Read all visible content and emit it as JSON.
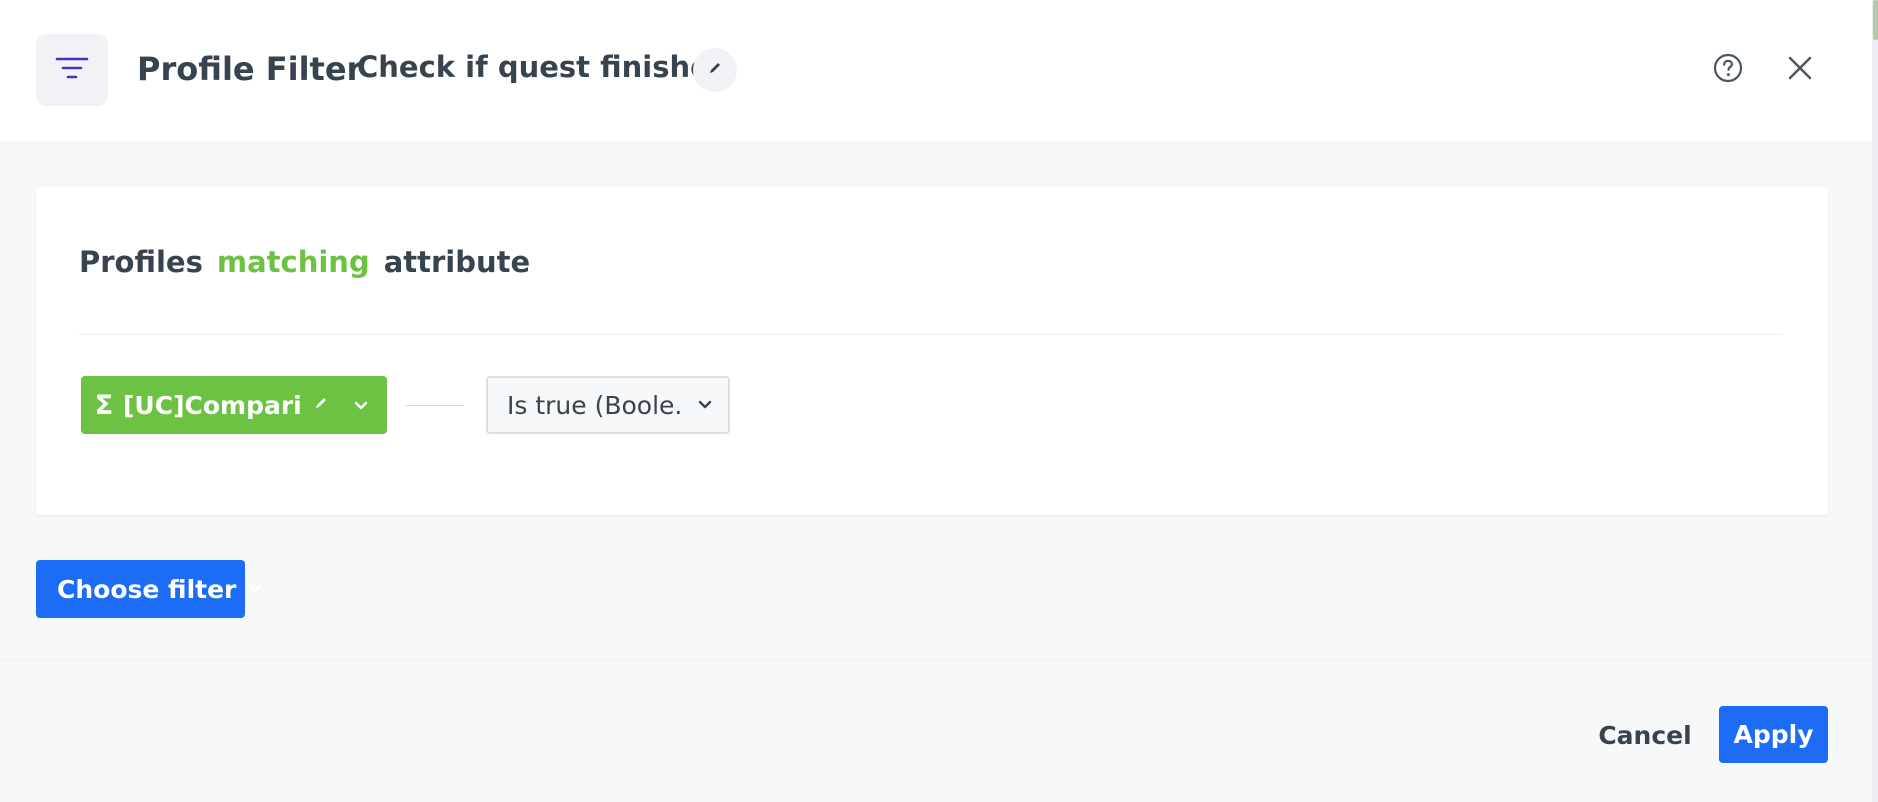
{
  "header": {
    "title": "Profile Filter",
    "filter_name": "Check if quest finished",
    "icons": {
      "badge": "filter-lines-icon",
      "edit_name": "pencil-icon",
      "help": "question-circle-icon",
      "close": "close-icon"
    }
  },
  "condition": {
    "sentence": {
      "word1": "Profiles",
      "accent_word": "matching",
      "word3": "attribute"
    },
    "attribute": {
      "icon": "sigma-icon",
      "symbol": "Σ",
      "label": "[UC]Compari...",
      "edit_icon": "pencil-icon",
      "caret_icon": "chevron-down-icon"
    },
    "operator": {
      "label": "Is true (Boole...",
      "caret_icon": "chevron-down-icon"
    }
  },
  "actions": {
    "choose_filter_label": "Choose filter",
    "cancel_label": "Cancel",
    "apply_label": "Apply"
  },
  "colors": {
    "accent_green": "#6cc243",
    "primary_blue": "#1c6cf5",
    "brand_purple": "#4b33b8",
    "text": "#384350",
    "background": "#f7f8fa"
  }
}
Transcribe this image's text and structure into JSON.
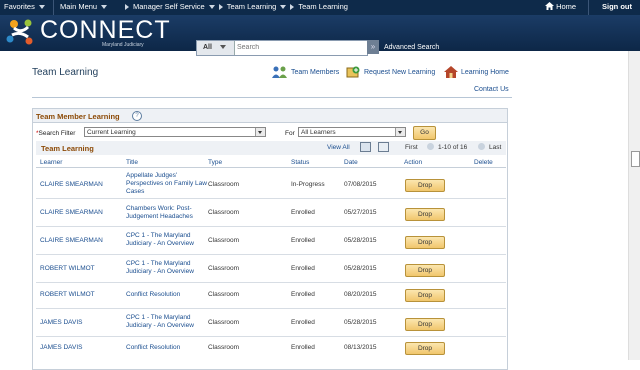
{
  "nav": {
    "favorites": "Favorites",
    "main_menu": "Main Menu",
    "breadcrumbs": [
      "Manager Self Service",
      "Team Learning",
      "Team Learning"
    ],
    "home": "Home",
    "sign_out": "Sign out"
  },
  "header": {
    "logo": "CONNECT",
    "logo_sub": "Maryland Judiciary",
    "search_scope": "All",
    "search_placeholder": "Search",
    "advanced_search": "Advanced Search"
  },
  "page": {
    "title": "Team Learning",
    "links": [
      "Team Members",
      "Request New Learning",
      "Learning Home"
    ],
    "contact": "Contact Us"
  },
  "panel": {
    "title": "Team Member Learning",
    "search_filter_label": "Search Filter",
    "search_filter_value": "Current Learning",
    "for_label": "For",
    "for_value": "All Learners",
    "go": "Go"
  },
  "grid": {
    "title": "Team Learning",
    "view_all": "View All",
    "first": "First",
    "range": "1-10 of 16",
    "last": "Last",
    "columns": [
      "Learner",
      "Title",
      "Type",
      "Status",
      "Date",
      "Action",
      "Delete"
    ],
    "drop_label": "Drop",
    "rows": [
      {
        "learner": "CLAIRE SMEARMAN",
        "title": "Appellate Judges' Perspectives on Family Law Cases",
        "type": "Classroom",
        "status": "In-Progress",
        "date": "07/08/2015"
      },
      {
        "learner": "CLAIRE SMEARMAN",
        "title": "Chambers Work: Post-Judgement Headaches",
        "type": "Classroom",
        "status": "Enrolled",
        "date": "05/27/2015"
      },
      {
        "learner": "CLAIRE SMEARMAN",
        "title": "CPC 1 - The Maryland Judiciary - An Overview",
        "type": "Classroom",
        "status": "Enrolled",
        "date": "05/28/2015"
      },
      {
        "learner": "ROBERT WILMOT",
        "title": "CPC 1 - The Maryland Judiciary - An Overview",
        "type": "Classroom",
        "status": "Enrolled",
        "date": "05/28/2015"
      },
      {
        "learner": "ROBERT WILMOT",
        "title": "Conflict Resolution",
        "type": "Classroom",
        "status": "Enrolled",
        "date": "08/20/2015"
      },
      {
        "learner": "JAMES DAVIS",
        "title": "CPC 1 - The Maryland Judiciary - An Overview",
        "type": "Classroom",
        "status": "Enrolled",
        "date": "05/28/2015"
      },
      {
        "learner": "JAMES DAVIS",
        "title": "Conflict Resolution",
        "type": "Classroom",
        "status": "Enrolled",
        "date": "08/13/2015"
      }
    ]
  }
}
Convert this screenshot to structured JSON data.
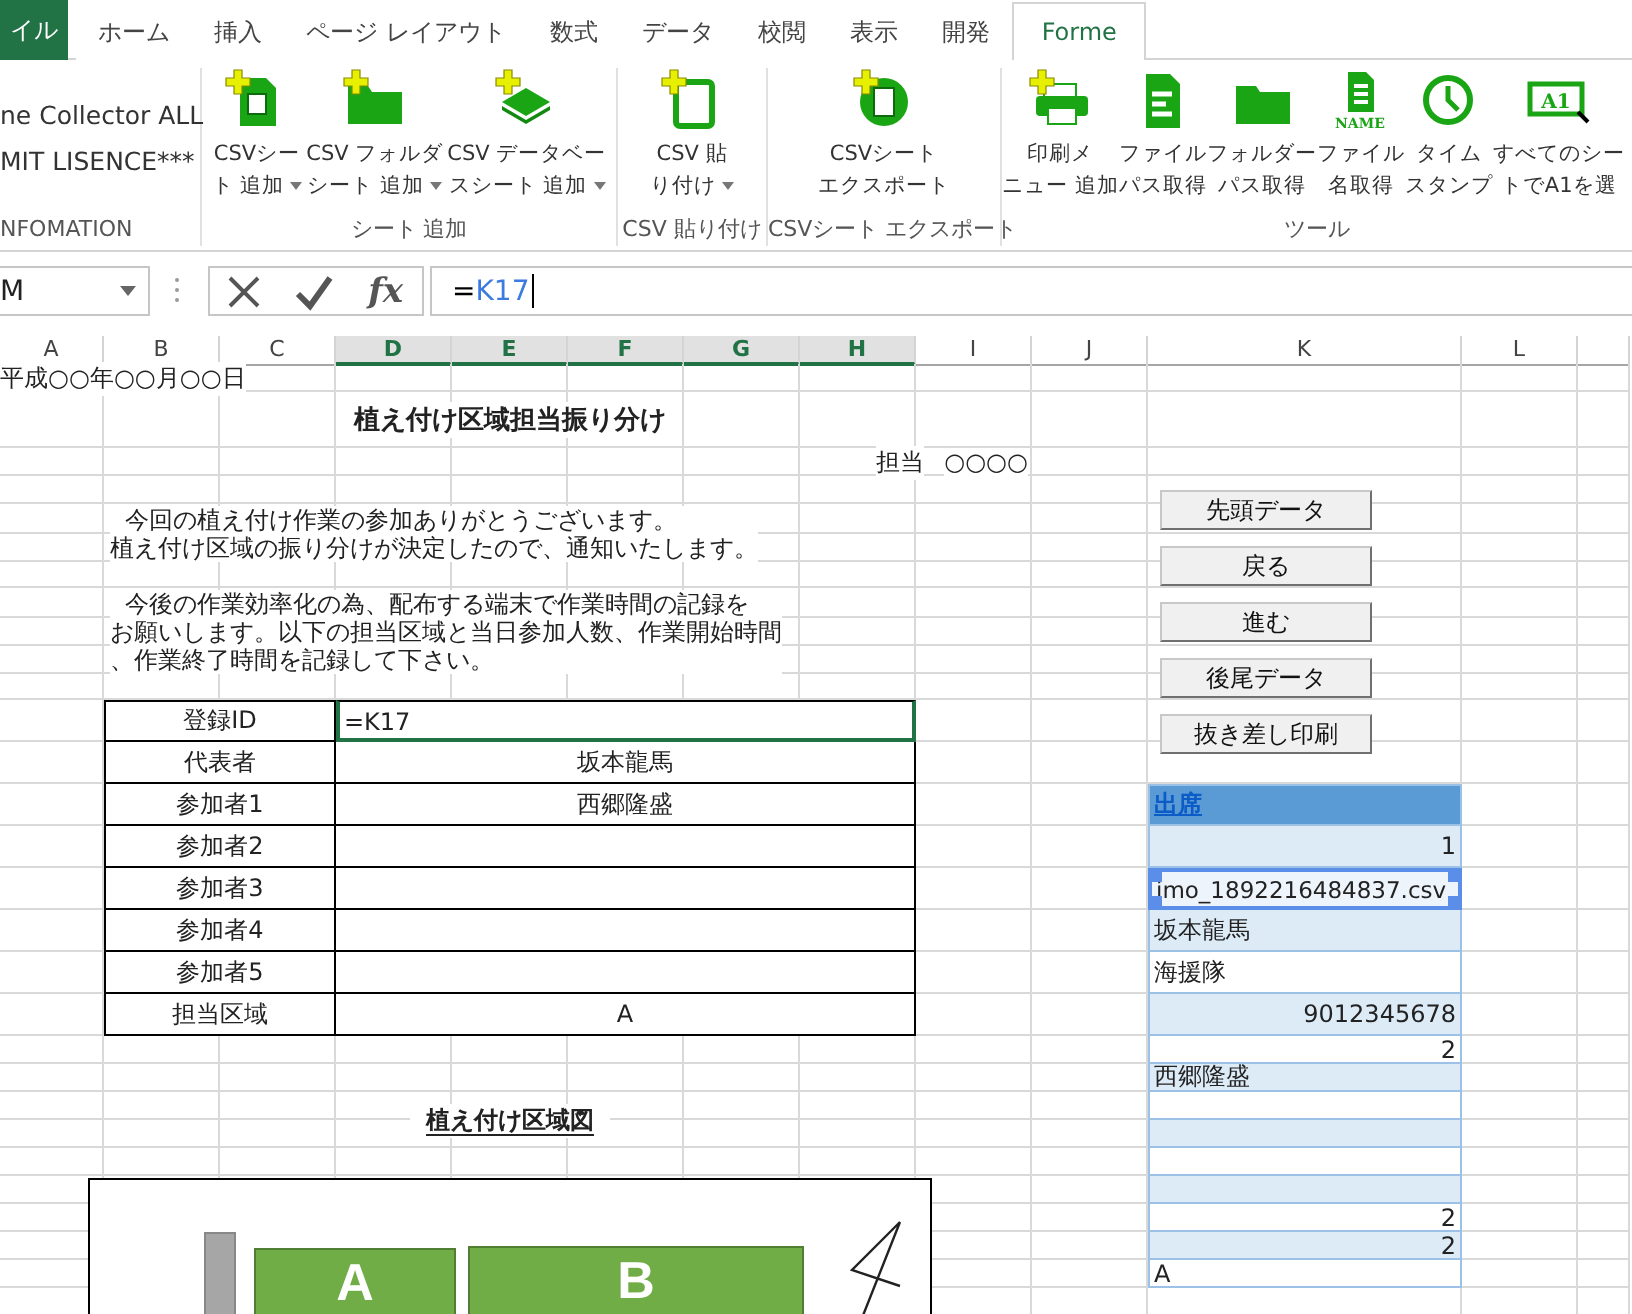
{
  "ribbon_tabs": [
    {
      "label": "イル",
      "kind": "file",
      "selected": false
    },
    {
      "label": "ホーム",
      "kind": "tab",
      "selected": false
    },
    {
      "label": "挿入",
      "kind": "tab",
      "selected": false
    },
    {
      "label": "ページ レイアウト",
      "kind": "tab",
      "selected": false
    },
    {
      "label": "数式",
      "kind": "tab",
      "selected": false
    },
    {
      "label": "データ",
      "kind": "tab",
      "selected": false
    },
    {
      "label": "校閲",
      "kind": "tab",
      "selected": false
    },
    {
      "label": "表示",
      "kind": "tab",
      "selected": false
    },
    {
      "label": "開発",
      "kind": "tab",
      "selected": false
    },
    {
      "label": "Forme",
      "kind": "tab",
      "selected": true
    }
  ],
  "ribbon_groups": [
    {
      "label": "NFOMATION",
      "kind": "info",
      "lines": [
        "ne Collector ALL",
        "MIT LISENCE***"
      ]
    },
    {
      "label": "シート 追加",
      "kind": "buttons",
      "buttons": [
        {
          "lines": [
            "CSVシー",
            "ト 追加"
          ],
          "dropdown": true
        },
        {
          "lines": [
            "CSV フォルダ",
            "シート 追加"
          ],
          "dropdown": true
        },
        {
          "lines": [
            "CSV データベー",
            "スシート 追加"
          ],
          "dropdown": true
        }
      ]
    },
    {
      "label": "CSV 貼り付け",
      "kind": "buttons",
      "buttons": [
        {
          "lines": [
            "CSV 貼",
            "り付け"
          ],
          "dropdown": true
        }
      ]
    },
    {
      "label": "CSVシート エクスポート",
      "kind": "buttons",
      "buttons": [
        {
          "lines": [
            "CSVシート",
            "エクスポート"
          ],
          "dropdown": false
        }
      ]
    },
    {
      "label": "ツール",
      "kind": "buttons",
      "buttons": [
        {
          "lines": [
            "印刷メ",
            "ニュー 追加"
          ],
          "dropdown": false
        },
        {
          "lines": [
            "ファイル",
            "パス取得"
          ],
          "dropdown": false
        },
        {
          "lines": [
            "フォルダー",
            "パス取得"
          ],
          "dropdown": false
        },
        {
          "icon_text": "NAME",
          "lines": [
            "ファイル",
            "名取得"
          ],
          "dropdown": false
        },
        {
          "lines": [
            "タイム",
            "スタンプ"
          ],
          "dropdown": false
        },
        {
          "icon_text": "A1",
          "lines": [
            "すべてのシー",
            "トでA1を選"
          ],
          "dropdown": false
        }
      ]
    }
  ],
  "formula_bar": {
    "name_box": "M",
    "fx_label": "fx",
    "formula_parts": [
      {
        "text": "=",
        "kind": "operator"
      },
      {
        "text": "K17",
        "kind": "reference"
      }
    ]
  },
  "columns": [
    {
      "label": "A",
      "selected": false
    },
    {
      "label": "B",
      "selected": false
    },
    {
      "label": "C",
      "selected": false
    },
    {
      "label": "D",
      "selected": true
    },
    {
      "label": "E",
      "selected": true
    },
    {
      "label": "F",
      "selected": true
    },
    {
      "label": "G",
      "selected": true
    },
    {
      "label": "H",
      "selected": true
    },
    {
      "label": "I",
      "selected": false
    },
    {
      "label": "J",
      "selected": false
    },
    {
      "label": "K",
      "selected": false
    },
    {
      "label": "L",
      "selected": false
    }
  ],
  "sheet": {
    "date": "平成○○年○○月○○日",
    "title": "植え付け区域担当振り分け",
    "assignee_label": "担当",
    "assignee_value": "○○○○",
    "notice": [
      [
        "  今回の植え付け作業の参加ありがとうございます。",
        "植え付け区域の振り分けが決定したので、通知いたします。"
      ],
      [
        "  今後の作業効率化の為、配布する端末で作業時間の記録を",
        "お願いします。以下の担当区域と当日参加人数、作業開始時間",
        "、作業終了時間を記録して下さい。"
      ]
    ]
  },
  "form_rows": [
    {
      "label": "登録ID",
      "value": "=K17",
      "selected": true
    },
    {
      "label": "代表者",
      "value": "坂本龍馬",
      "selected": false
    },
    {
      "label": "参加者1",
      "value": "西郷隆盛",
      "selected": false
    },
    {
      "label": "参加者2",
      "selected": false
    },
    {
      "label": "参加者3",
      "selected": false
    },
    {
      "label": "参加者4",
      "selected": false
    },
    {
      "label": "参加者5",
      "selected": false
    },
    {
      "label": "担当区域",
      "value": "A",
      "selected": false
    }
  ],
  "map": {
    "title": "植え付け区域図",
    "areas": [
      {
        "label": "A"
      },
      {
        "label": "B"
      }
    ]
  },
  "buttons": [
    "先頭データ",
    "戻る",
    "進む",
    "後尾データ",
    "抜き差し印刷"
  ],
  "attendance": {
    "header": "出席",
    "items": [
      {
        "value": "1",
        "kind": "number",
        "highlighted": false
      },
      {
        "value": "imo_1892216484837.csv",
        "kind": "text",
        "highlighted": true
      },
      {
        "value": "坂本龍馬",
        "kind": "text",
        "highlighted": false
      },
      {
        "value": "海援隊",
        "kind": "text",
        "highlighted": false
      },
      {
        "value": "9012345678",
        "kind": "number",
        "highlighted": false
      },
      {
        "value": "2",
        "kind": "number",
        "highlighted": false
      },
      {
        "value": "西郷隆盛",
        "kind": "text",
        "highlighted": false
      },
      {
        "kind": "empty",
        "highlighted": false
      },
      {
        "kind": "empty",
        "highlighted": false
      },
      {
        "kind": "empty",
        "highlighted": false
      },
      {
        "kind": "empty",
        "highlighted": false
      },
      {
        "value": "2",
        "kind": "number",
        "highlighted": false
      },
      {
        "value": "2",
        "kind": "number",
        "highlighted": false
      },
      {
        "value": "A",
        "kind": "text",
        "highlighted": false
      }
    ]
  }
}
━━━━━━━━
Go through the material above and count the lines that include "pencil". Give the number alone.

2